Excerpted data
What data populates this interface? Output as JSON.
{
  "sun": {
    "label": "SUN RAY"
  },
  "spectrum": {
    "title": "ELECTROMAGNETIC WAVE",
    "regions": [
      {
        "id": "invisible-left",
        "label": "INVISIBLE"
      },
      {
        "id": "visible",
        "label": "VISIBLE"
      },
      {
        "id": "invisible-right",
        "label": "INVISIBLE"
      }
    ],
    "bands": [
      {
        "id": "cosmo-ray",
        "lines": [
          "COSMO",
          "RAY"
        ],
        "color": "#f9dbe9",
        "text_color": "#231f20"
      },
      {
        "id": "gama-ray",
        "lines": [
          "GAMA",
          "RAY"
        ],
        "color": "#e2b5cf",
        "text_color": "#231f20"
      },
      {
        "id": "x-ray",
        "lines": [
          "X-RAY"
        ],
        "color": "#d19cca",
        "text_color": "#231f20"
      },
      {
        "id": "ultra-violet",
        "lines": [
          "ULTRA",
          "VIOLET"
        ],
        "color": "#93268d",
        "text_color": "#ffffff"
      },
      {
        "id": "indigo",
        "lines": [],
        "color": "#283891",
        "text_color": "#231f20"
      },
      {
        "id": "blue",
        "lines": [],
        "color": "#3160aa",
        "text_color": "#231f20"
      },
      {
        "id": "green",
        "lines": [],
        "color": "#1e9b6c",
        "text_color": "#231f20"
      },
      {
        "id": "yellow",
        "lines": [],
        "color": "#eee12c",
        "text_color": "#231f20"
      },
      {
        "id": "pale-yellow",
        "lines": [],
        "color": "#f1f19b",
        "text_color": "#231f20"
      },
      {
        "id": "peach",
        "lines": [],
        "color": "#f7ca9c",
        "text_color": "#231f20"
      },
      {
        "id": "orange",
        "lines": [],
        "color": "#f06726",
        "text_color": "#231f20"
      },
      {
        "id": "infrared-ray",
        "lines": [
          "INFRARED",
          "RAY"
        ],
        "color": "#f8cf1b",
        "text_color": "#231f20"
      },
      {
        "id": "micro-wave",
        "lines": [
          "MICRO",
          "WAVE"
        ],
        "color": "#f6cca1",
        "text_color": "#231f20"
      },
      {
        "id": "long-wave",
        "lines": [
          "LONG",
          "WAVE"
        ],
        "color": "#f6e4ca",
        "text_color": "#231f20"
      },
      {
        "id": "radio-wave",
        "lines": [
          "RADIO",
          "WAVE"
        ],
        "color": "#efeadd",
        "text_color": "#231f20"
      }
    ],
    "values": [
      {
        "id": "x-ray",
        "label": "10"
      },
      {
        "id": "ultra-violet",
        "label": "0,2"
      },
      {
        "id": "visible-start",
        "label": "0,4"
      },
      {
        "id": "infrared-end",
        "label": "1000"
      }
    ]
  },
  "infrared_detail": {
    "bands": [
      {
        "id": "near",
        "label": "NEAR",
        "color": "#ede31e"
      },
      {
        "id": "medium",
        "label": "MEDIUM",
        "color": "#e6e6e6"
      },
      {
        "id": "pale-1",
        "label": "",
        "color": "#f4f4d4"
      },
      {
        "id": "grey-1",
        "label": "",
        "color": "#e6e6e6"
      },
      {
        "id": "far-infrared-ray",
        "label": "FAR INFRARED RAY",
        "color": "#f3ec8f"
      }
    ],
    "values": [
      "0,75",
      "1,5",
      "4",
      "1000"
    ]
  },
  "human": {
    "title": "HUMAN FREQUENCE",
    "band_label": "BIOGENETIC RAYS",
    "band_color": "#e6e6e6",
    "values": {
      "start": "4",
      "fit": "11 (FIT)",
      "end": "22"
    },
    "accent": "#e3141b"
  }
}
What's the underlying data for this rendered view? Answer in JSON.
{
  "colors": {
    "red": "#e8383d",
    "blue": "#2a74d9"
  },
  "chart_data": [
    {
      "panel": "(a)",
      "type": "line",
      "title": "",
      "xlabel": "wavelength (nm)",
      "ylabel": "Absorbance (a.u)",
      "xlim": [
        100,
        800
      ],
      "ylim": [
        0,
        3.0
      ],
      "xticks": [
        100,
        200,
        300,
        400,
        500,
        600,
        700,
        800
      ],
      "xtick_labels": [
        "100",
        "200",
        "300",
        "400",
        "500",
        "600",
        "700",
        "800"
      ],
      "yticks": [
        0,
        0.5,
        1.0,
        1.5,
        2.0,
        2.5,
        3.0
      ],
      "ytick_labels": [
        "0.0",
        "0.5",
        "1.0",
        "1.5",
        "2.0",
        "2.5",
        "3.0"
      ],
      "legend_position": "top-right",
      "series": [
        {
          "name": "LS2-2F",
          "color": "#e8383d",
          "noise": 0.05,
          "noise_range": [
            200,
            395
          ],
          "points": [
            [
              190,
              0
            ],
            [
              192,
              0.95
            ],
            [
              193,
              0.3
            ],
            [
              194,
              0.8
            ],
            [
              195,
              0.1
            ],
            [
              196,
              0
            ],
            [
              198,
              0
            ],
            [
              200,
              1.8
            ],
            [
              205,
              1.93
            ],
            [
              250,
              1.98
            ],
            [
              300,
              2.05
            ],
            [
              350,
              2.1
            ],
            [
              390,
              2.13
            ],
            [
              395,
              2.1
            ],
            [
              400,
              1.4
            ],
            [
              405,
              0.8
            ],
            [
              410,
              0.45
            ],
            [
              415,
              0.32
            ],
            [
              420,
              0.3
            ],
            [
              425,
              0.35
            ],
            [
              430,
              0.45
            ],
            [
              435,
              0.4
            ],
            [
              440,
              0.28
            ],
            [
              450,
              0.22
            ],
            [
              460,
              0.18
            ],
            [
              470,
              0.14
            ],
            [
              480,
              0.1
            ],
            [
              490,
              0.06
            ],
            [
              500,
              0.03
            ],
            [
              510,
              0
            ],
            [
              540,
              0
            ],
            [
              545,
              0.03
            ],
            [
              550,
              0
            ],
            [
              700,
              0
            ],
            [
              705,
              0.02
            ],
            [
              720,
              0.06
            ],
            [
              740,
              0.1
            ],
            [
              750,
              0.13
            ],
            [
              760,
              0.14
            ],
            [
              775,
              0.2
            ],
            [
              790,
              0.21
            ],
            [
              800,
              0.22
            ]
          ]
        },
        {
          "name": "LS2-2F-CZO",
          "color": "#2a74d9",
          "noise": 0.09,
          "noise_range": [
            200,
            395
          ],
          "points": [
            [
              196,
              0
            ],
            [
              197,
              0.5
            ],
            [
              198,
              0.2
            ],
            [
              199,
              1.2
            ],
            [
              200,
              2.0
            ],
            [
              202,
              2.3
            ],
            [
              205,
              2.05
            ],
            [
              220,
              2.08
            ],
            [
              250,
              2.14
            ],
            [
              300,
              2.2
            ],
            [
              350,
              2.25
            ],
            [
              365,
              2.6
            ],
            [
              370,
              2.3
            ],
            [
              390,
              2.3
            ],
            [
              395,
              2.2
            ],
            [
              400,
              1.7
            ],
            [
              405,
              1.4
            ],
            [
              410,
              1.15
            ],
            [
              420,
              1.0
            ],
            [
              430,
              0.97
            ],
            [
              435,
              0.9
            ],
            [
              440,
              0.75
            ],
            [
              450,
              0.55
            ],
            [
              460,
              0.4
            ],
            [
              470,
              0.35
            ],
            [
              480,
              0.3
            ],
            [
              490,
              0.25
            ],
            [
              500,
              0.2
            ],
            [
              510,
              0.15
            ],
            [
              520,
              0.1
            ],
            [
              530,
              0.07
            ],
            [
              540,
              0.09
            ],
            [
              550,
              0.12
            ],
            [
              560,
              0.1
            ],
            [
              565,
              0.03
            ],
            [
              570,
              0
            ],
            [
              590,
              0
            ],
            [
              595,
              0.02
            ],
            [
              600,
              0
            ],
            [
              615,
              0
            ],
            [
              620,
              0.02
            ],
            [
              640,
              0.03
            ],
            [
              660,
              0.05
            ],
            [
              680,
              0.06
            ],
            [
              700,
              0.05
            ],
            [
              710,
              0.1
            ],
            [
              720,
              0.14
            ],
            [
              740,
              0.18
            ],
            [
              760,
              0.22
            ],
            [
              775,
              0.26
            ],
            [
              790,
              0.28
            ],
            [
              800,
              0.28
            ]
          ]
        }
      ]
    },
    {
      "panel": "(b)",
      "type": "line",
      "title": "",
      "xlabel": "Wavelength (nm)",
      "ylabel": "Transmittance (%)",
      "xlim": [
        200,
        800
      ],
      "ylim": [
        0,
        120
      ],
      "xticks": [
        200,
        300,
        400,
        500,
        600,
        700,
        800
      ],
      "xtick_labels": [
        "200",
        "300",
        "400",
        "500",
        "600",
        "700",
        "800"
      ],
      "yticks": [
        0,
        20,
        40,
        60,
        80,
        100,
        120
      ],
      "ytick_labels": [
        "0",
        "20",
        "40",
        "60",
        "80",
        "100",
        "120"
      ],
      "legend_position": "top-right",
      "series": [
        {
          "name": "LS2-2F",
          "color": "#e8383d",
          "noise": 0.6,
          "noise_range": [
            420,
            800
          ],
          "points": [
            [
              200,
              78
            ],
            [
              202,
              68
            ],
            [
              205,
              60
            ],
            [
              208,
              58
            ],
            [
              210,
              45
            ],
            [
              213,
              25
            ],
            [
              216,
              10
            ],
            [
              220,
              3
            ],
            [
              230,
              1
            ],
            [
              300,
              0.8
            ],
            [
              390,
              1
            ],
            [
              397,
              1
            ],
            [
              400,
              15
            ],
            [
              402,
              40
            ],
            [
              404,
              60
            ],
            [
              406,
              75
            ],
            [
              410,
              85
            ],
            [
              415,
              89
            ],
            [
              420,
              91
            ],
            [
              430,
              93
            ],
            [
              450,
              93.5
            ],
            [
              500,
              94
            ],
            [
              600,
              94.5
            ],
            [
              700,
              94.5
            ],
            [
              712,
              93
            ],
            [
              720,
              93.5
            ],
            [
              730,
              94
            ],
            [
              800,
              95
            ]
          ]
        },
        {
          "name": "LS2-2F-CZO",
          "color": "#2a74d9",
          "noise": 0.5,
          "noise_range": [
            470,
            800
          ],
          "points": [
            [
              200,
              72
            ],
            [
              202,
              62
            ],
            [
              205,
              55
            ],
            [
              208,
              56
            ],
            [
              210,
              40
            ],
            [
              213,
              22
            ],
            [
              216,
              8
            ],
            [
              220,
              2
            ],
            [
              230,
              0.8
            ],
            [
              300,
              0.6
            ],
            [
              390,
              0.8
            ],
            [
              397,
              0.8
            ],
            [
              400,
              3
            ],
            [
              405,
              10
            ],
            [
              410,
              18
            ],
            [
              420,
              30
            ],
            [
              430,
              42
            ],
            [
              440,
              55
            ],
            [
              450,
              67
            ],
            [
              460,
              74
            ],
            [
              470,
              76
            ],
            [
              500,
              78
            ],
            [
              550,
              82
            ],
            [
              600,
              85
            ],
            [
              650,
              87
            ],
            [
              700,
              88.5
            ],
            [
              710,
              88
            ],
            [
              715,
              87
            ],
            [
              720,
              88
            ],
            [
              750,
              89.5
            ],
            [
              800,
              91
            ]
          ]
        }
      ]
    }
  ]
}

Required work
Only the number is needed: state how many lines in the listing contain "JSON".

Exercise output
2